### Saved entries
↓

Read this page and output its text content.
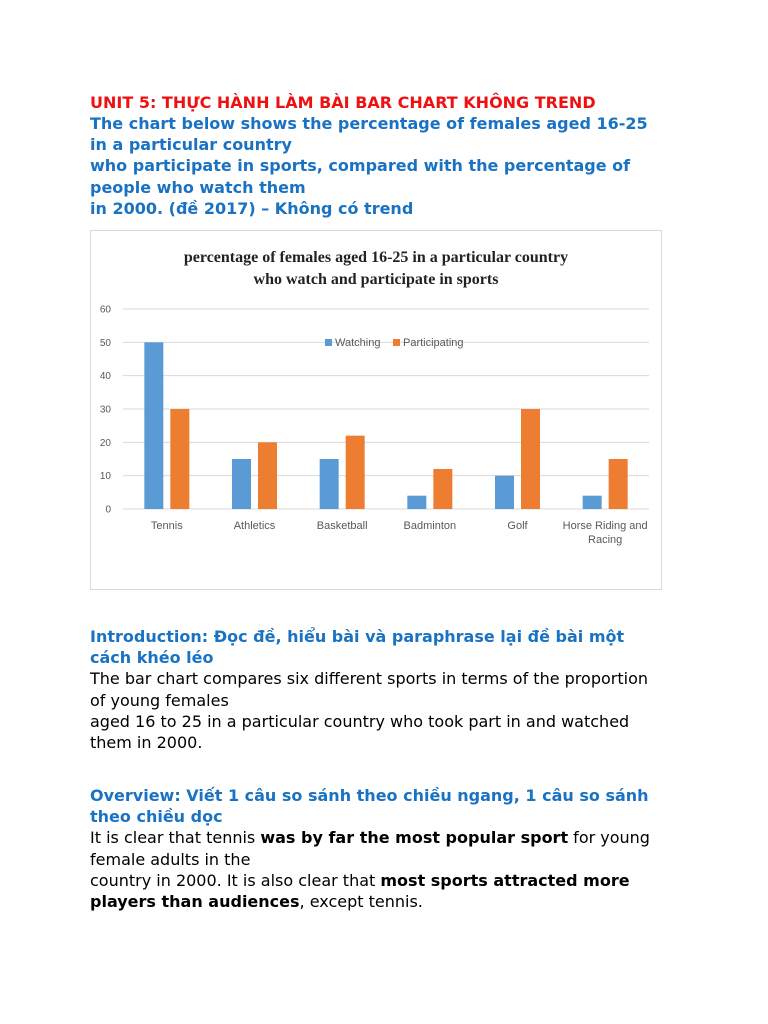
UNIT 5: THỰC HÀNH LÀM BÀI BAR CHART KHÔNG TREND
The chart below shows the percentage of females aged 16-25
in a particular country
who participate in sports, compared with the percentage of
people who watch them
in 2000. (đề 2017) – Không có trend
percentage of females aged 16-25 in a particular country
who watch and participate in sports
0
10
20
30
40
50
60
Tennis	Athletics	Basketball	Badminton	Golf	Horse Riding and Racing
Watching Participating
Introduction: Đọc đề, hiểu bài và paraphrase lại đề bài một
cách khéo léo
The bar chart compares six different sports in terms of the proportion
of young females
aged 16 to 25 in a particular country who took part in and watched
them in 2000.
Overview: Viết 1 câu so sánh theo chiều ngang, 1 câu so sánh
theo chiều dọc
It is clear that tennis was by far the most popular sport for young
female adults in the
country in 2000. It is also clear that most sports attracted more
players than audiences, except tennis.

↑

### Work required
All the material shown above is to be copied exactly, with no pictures carried over.

### Finished answer
Read this page and output its text content.
UNIT 5: THỰC HÀNH LÀM BÀI BAR CHART KHÔNG TREND
The chart below shows the percentage of females aged 16-25
in a particular country
who participate in sports, compared with the percentage of
people who watch them
in 2000. (đề 2017) – Không có trend
percentage of females aged 16-25 in a particular country
who watch and participate in sports
0
10
20
30
40
50
60
Tennis	Athletics	Basketball	Badminton	Golf	Horse Riding and Racing
Watching Participating
Introduction: Đọc đề, hiểu bài và paraphrase lại đề bài một
cách khéo léo
The bar chart compares six different sports in terms of the proportion
of young females
aged 16 to 25 in a particular country who took part in and watched
them in 2000.
Overview: Viết 1 câu so sánh theo chiều ngang, 1 câu so sánh
theo chiều dọc
It is clear that tennis was by far the most popular sport for young
female adults in the
country in 2000. It is also clear that most sports attracted more
players than audiences, except tennis.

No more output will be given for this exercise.